WRITTEN INSTRUCTION -
Give the listing below again in full, exactly as written.

DATASET ENTRIES -
□ □ □ □ □ □ □

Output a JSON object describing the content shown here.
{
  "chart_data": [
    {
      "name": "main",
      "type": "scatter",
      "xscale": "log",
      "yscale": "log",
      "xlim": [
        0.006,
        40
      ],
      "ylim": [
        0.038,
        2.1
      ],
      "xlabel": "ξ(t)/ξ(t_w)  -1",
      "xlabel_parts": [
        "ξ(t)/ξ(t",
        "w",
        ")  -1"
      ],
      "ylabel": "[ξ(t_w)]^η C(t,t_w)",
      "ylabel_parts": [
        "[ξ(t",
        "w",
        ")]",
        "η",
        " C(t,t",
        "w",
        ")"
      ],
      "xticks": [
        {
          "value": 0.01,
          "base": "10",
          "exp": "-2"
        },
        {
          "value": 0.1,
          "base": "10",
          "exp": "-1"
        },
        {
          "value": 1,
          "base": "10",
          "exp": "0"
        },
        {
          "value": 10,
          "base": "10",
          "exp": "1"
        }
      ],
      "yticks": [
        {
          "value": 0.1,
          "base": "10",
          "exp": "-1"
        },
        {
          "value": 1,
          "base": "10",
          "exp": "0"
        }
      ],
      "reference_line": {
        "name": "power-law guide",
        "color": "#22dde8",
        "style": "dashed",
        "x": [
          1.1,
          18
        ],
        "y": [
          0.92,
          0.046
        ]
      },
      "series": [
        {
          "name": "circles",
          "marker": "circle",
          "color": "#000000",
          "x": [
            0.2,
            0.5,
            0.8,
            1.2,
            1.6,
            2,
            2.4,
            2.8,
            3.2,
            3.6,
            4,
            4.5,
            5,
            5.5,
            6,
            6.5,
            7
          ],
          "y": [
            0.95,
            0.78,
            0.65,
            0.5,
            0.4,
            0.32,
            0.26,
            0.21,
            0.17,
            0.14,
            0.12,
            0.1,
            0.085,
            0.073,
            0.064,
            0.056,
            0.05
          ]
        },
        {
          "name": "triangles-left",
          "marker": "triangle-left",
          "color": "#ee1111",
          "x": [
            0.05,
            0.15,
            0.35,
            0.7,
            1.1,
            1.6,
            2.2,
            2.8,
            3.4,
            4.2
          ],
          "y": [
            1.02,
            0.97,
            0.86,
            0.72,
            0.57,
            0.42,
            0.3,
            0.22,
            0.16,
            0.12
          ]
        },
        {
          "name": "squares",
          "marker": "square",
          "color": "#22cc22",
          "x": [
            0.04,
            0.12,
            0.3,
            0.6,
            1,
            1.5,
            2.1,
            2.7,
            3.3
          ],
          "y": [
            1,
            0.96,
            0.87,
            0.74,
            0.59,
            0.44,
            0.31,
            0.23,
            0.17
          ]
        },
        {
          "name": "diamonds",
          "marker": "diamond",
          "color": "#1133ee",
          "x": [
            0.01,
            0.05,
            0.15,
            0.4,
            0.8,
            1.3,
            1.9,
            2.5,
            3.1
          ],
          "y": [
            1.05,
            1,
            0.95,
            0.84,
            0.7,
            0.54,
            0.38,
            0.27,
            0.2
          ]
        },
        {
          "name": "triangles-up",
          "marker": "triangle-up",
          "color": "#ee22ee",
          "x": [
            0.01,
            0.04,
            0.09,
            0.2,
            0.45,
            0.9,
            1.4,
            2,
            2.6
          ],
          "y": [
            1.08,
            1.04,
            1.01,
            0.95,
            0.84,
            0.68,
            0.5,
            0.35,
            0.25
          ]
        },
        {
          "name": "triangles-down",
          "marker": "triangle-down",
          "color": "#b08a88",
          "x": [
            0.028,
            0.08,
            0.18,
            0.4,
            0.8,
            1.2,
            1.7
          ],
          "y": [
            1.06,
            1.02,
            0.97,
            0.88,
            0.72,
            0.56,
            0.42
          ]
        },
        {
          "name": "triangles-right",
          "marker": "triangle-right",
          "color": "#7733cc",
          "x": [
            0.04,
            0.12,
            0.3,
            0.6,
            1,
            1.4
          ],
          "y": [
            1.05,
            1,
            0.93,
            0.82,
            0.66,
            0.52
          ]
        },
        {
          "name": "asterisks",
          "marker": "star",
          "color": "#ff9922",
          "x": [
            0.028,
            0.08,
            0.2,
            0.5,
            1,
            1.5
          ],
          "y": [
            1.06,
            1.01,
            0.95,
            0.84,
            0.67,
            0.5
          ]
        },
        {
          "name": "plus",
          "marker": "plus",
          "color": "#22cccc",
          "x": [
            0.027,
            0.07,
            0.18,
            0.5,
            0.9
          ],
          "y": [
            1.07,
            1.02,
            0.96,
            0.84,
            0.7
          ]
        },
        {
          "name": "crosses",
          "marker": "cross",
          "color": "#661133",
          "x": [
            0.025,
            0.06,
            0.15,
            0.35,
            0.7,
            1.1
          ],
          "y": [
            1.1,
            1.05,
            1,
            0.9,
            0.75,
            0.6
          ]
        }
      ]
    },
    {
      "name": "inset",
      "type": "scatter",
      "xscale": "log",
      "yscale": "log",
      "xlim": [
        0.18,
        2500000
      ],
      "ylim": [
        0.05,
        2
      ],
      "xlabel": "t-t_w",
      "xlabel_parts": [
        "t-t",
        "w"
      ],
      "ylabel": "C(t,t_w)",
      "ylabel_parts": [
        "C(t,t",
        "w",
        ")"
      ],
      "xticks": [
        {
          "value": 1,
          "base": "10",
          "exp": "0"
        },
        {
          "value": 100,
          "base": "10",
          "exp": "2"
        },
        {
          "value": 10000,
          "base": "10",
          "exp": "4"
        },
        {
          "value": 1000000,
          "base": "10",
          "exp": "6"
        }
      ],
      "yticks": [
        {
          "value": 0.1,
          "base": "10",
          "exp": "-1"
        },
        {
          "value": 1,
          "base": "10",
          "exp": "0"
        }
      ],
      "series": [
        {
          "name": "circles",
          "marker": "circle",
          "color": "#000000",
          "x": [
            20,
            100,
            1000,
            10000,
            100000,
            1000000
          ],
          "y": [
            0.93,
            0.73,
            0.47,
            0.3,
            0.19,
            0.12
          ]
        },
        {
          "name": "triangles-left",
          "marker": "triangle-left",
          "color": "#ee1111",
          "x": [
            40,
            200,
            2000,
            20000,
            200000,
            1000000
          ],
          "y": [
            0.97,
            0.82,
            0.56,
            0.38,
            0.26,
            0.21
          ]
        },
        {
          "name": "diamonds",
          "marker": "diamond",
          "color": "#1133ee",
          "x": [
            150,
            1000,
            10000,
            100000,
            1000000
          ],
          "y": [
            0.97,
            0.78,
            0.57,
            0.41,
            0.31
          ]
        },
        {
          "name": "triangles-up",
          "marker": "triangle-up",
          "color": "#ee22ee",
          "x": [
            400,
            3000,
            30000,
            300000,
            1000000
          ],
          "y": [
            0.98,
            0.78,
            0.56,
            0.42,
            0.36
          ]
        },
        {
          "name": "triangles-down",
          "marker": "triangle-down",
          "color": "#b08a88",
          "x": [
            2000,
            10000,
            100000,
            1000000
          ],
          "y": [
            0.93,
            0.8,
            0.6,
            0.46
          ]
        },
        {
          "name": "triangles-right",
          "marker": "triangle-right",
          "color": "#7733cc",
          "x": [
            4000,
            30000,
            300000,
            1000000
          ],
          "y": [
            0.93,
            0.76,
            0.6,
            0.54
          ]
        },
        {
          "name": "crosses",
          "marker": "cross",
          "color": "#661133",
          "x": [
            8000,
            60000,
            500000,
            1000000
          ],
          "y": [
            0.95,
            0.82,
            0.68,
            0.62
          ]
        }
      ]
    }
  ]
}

□ □ □ □ □ □ □

OUTPUT OF THE TASK -
Output a JSON object describing the content shown here.
{
  "chart_data": [
    {
      "name": "main",
      "type": "scatter",
      "xscale": "log",
      "yscale": "log",
      "xlim": [
        0.006,
        40
      ],
      "ylim": [
        0.038,
        2.1
      ],
      "xlabel": "ξ(t)/ξ(t_w)  -1",
      "xlabel_parts": [
        "ξ(t)/ξ(t",
        "w",
        ")  -1"
      ],
      "ylabel": "[ξ(t_w)]^η C(t,t_w)",
      "ylabel_parts": [
        "[ξ(t",
        "w",
        ")]",
        "η",
        " C(t,t",
        "w",
        ")"
      ],
      "xticks": [
        {
          "value": 0.01,
          "base": "10",
          "exp": "-2"
        },
        {
          "value": 0.1,
          "base": "10",
          "exp": "-1"
        },
        {
          "value": 1,
          "base": "10",
          "exp": "0"
        },
        {
          "value": 10,
          "base": "10",
          "exp": "1"
        }
      ],
      "yticks": [
        {
          "value": 0.1,
          "base": "10",
          "exp": "-1"
        },
        {
          "value": 1,
          "base": "10",
          "exp": "0"
        }
      ],
      "reference_line": {
        "name": "power-law guide",
        "color": "#22dde8",
        "style": "dashed",
        "x": [
          1.1,
          18
        ],
        "y": [
          0.92,
          0.046
        ]
      },
      "series": [
        {
          "name": "circles",
          "marker": "circle",
          "color": "#000000",
          "x": [
            0.2,
            0.5,
            0.8,
            1.2,
            1.6,
            2,
            2.4,
            2.8,
            3.2,
            3.6,
            4,
            4.5,
            5,
            5.5,
            6,
            6.5,
            7
          ],
          "y": [
            0.95,
            0.78,
            0.65,
            0.5,
            0.4,
            0.32,
            0.26,
            0.21,
            0.17,
            0.14,
            0.12,
            0.1,
            0.085,
            0.073,
            0.064,
            0.056,
            0.05
          ]
        },
        {
          "name": "triangles-left",
          "marker": "triangle-left",
          "color": "#ee1111",
          "x": [
            0.05,
            0.15,
            0.35,
            0.7,
            1.1,
            1.6,
            2.2,
            2.8,
            3.4,
            4.2
          ],
          "y": [
            1.02,
            0.97,
            0.86,
            0.72,
            0.57,
            0.42,
            0.3,
            0.22,
            0.16,
            0.12
          ]
        },
        {
          "name": "squares",
          "marker": "square",
          "color": "#22cc22",
          "x": [
            0.04,
            0.12,
            0.3,
            0.6,
            1,
            1.5,
            2.1,
            2.7,
            3.3
          ],
          "y": [
            1,
            0.96,
            0.87,
            0.74,
            0.59,
            0.44,
            0.31,
            0.23,
            0.17
          ]
        },
        {
          "name": "diamonds",
          "marker": "diamond",
          "color": "#1133ee",
          "x": [
            0.01,
            0.05,
            0.15,
            0.4,
            0.8,
            1.3,
            1.9,
            2.5,
            3.1
          ],
          "y": [
            1.05,
            1,
            0.95,
            0.84,
            0.7,
            0.54,
            0.38,
            0.27,
            0.2
          ]
        },
        {
          "name": "triangles-up",
          "marker": "triangle-up",
          "color": "#ee22ee",
          "x": [
            0.01,
            0.04,
            0.09,
            0.2,
            0.45,
            0.9,
            1.4,
            2,
            2.6
          ],
          "y": [
            1.08,
            1.04,
            1.01,
            0.95,
            0.84,
            0.68,
            0.5,
            0.35,
            0.25
          ]
        },
        {
          "name": "triangles-down",
          "marker": "triangle-down",
          "color": "#b08a88",
          "x": [
            0.028,
            0.08,
            0.18,
            0.4,
            0.8,
            1.2,
            1.7
          ],
          "y": [
            1.06,
            1.02,
            0.97,
            0.88,
            0.72,
            0.56,
            0.42
          ]
        },
        {
          "name": "triangles-right",
          "marker": "triangle-right",
          "color": "#7733cc",
          "x": [
            0.04,
            0.12,
            0.3,
            0.6,
            1,
            1.4
          ],
          "y": [
            1.05,
            1,
            0.93,
            0.82,
            0.66,
            0.52
          ]
        },
        {
          "name": "asterisks",
          "marker": "star",
          "color": "#ff9922",
          "x": [
            0.028,
            0.08,
            0.2,
            0.5,
            1,
            1.5
          ],
          "y": [
            1.06,
            1.01,
            0.95,
            0.84,
            0.67,
            0.5
          ]
        },
        {
          "name": "plus",
          "marker": "plus",
          "color": "#22cccc",
          "x": [
            0.027,
            0.07,
            0.18,
            0.5,
            0.9
          ],
          "y": [
            1.07,
            1.02,
            0.96,
            0.84,
            0.7
          ]
        },
        {
          "name": "crosses",
          "marker": "cross",
          "color": "#661133",
          "x": [
            0.025,
            0.06,
            0.15,
            0.35,
            0.7,
            1.1
          ],
          "y": [
            1.1,
            1.05,
            1,
            0.9,
            0.75,
            0.6
          ]
        }
      ]
    },
    {
      "name": "inset",
      "type": "scatter",
      "xscale": "log",
      "yscale": "log",
      "xlim": [
        0.18,
        2500000
      ],
      "ylim": [
        0.05,
        2
      ],
      "xlabel": "t-t_w",
      "xlabel_parts": [
        "t-t",
        "w"
      ],
      "ylabel": "C(t,t_w)",
      "ylabel_parts": [
        "C(t,t",
        "w",
        ")"
      ],
      "xticks": [
        {
          "value": 1,
          "base": "10",
          "exp": "0"
        },
        {
          "value": 100,
          "base": "10",
          "exp": "2"
        },
        {
          "value": 10000,
          "base": "10",
          "exp": "4"
        },
        {
          "value": 1000000,
          "base": "10",
          "exp": "6"
        }
      ],
      "yticks": [
        {
          "value": 0.1,
          "base": "10",
          "exp": "-1"
        },
        {
          "value": 1,
          "base": "10",
          "exp": "0"
        }
      ],
      "series": [
        {
          "name": "circles",
          "marker": "circle",
          "color": "#000000",
          "x": [
            20,
            100,
            1000,
            10000,
            100000,
            1000000
          ],
          "y": [
            0.93,
            0.73,
            0.47,
            0.3,
            0.19,
            0.12
          ]
        },
        {
          "name": "triangles-left",
          "marker": "triangle-left",
          "color": "#ee1111",
          "x": [
            40,
            200,
            2000,
            20000,
            200000,
            1000000
          ],
          "y": [
            0.97,
            0.82,
            0.56,
            0.38,
            0.26,
            0.21
          ]
        },
        {
          "name": "diamonds",
          "marker": "diamond",
          "color": "#1133ee",
          "x": [
            150,
            1000,
            10000,
            100000,
            1000000
          ],
          "y": [
            0.97,
            0.78,
            0.57,
            0.41,
            0.31
          ]
        },
        {
          "name": "triangles-up",
          "marker": "triangle-up",
          "color": "#ee22ee",
          "x": [
            400,
            3000,
            30000,
            300000,
            1000000
          ],
          "y": [
            0.98,
            0.78,
            0.56,
            0.42,
            0.36
          ]
        },
        {
          "name": "triangles-down",
          "marker": "triangle-down",
          "color": "#b08a88",
          "x": [
            2000,
            10000,
            100000,
            1000000
          ],
          "y": [
            0.93,
            0.8,
            0.6,
            0.46
          ]
        },
        {
          "name": "triangles-right",
          "marker": "triangle-right",
          "color": "#7733cc",
          "x": [
            4000,
            30000,
            300000,
            1000000
          ],
          "y": [
            0.93,
            0.76,
            0.6,
            0.54
          ]
        },
        {
          "name": "crosses",
          "marker": "cross",
          "color": "#661133",
          "x": [
            8000,
            60000,
            500000,
            1000000
          ],
          "y": [
            0.95,
            0.82,
            0.68,
            0.62
          ]
        }
      ]
    }
  ]
}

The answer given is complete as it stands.